__Task goal__. Omit the pictures from the entries below and retype everything else exactly.

## Start

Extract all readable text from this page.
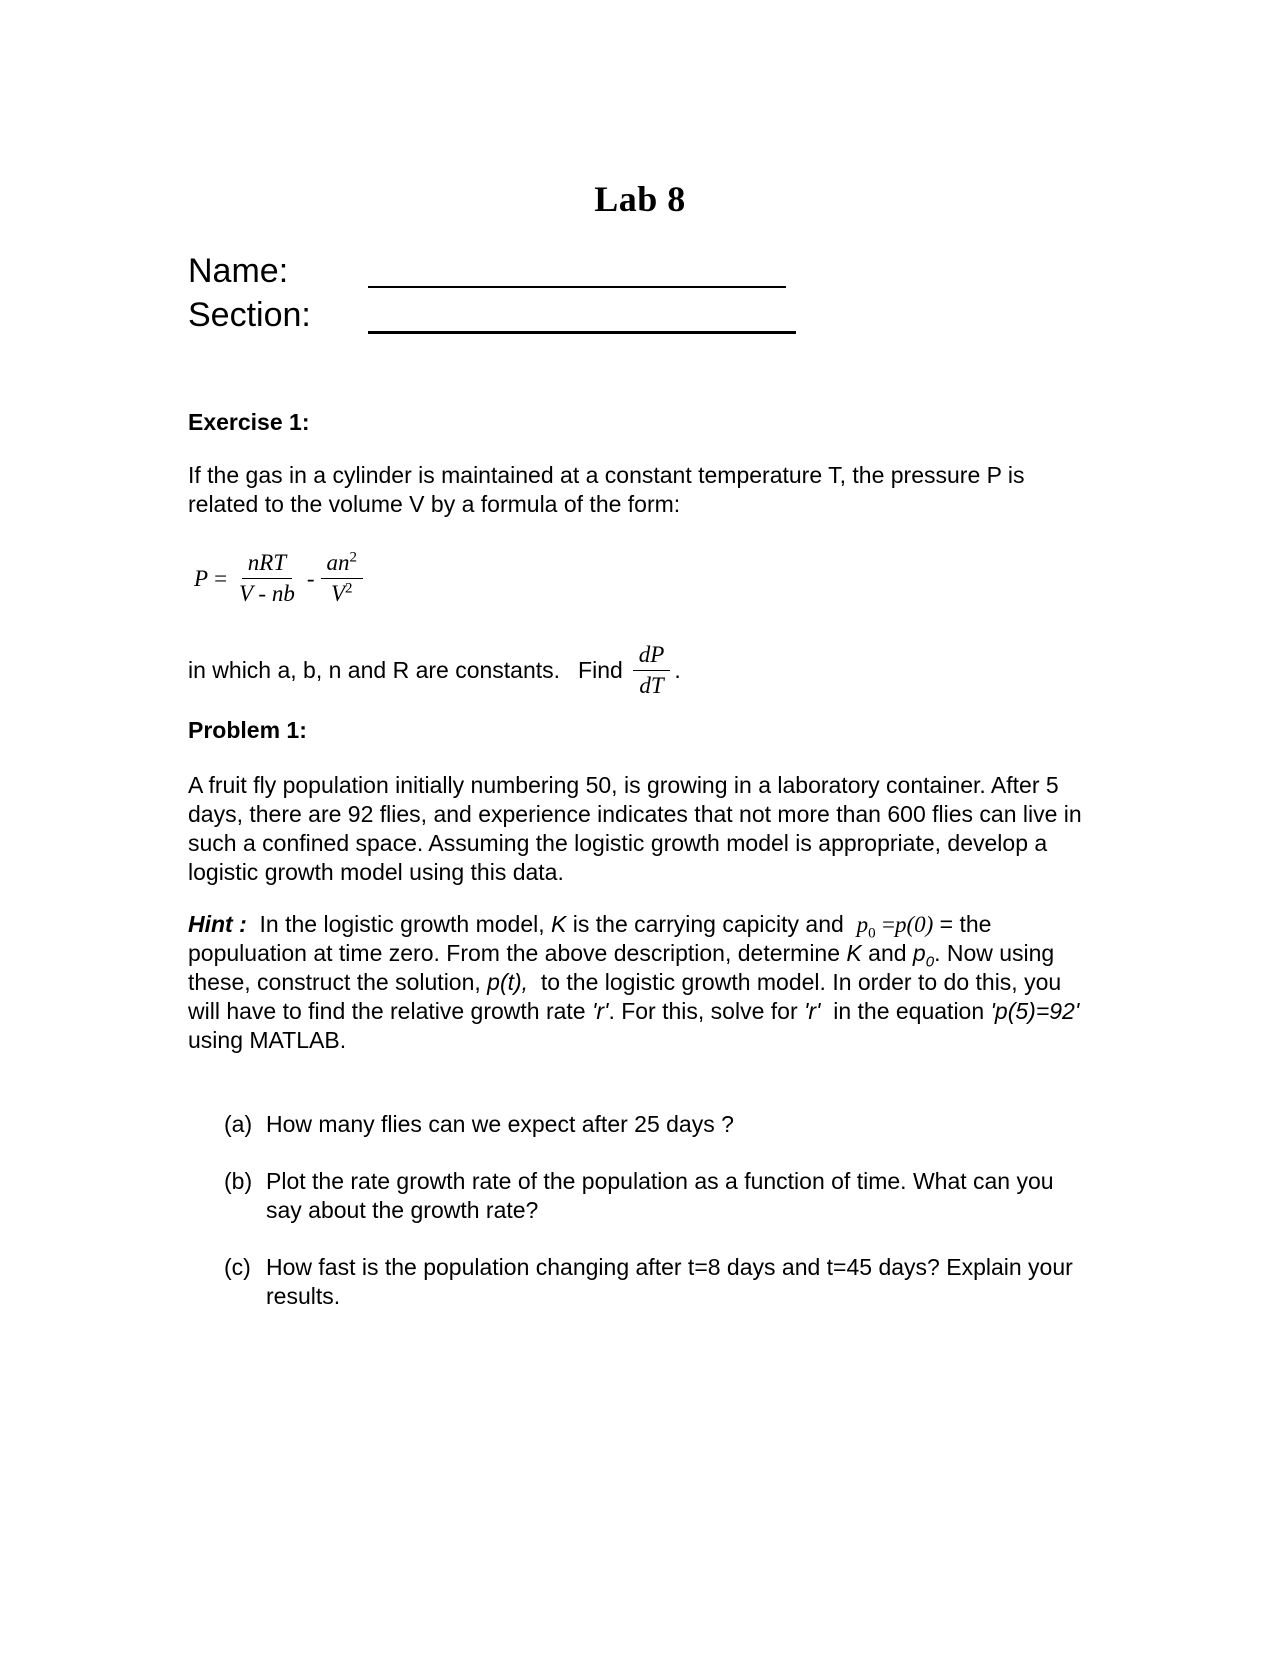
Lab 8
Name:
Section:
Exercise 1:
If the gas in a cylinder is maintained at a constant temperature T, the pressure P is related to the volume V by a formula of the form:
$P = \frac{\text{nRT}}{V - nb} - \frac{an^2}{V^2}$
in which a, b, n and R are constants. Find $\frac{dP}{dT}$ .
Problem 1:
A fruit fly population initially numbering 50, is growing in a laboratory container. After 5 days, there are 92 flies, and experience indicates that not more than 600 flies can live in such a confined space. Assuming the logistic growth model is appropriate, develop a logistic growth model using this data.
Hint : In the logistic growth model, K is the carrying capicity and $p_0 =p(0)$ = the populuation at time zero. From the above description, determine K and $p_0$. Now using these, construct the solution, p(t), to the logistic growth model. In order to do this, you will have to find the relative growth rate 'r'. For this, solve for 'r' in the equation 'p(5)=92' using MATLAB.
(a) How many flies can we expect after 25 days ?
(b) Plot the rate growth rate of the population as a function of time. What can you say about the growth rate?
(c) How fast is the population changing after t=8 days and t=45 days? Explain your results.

## End

__Response to this task__.
Extract all readable text from this page.
Lab 8
Name:
Section:
Exercise 1:
If the gas in a cylinder is maintained at a constant temperature T, the pressure P is related to the volume V by a formula of the form:
$P = \frac{\text{nRT}}{V - nb} - \frac{an^2}{V^2}$
in which a, b, n and R are constants. Find $\frac{dP}{dT}$ .
Problem 1:
A fruit fly population initially numbering 50, is growing in a laboratory container. After 5 days, there are 92 flies, and experience indicates that not more than 600 flies can live in such a confined space. Assuming the logistic growth model is appropriate, develop a logistic growth model using this data.
Hint : In the logistic growth model, K is the carrying capicity and $p_0 =p(0)$ = the populuation at time zero. From the above description, determine K and $p_0$. Now using these, construct the solution, p(t), to the logistic growth model. In order to do this, you will have to find the relative growth rate 'r'. For this, solve for 'r' in the equation 'p(5)=92' using MATLAB.
(a) How many flies can we expect after 25 days ?
(b) Plot the rate growth rate of the population as a function of time. What can you say about the growth rate?
(c) How fast is the population changing after t=8 days and t=45 days? Explain your results.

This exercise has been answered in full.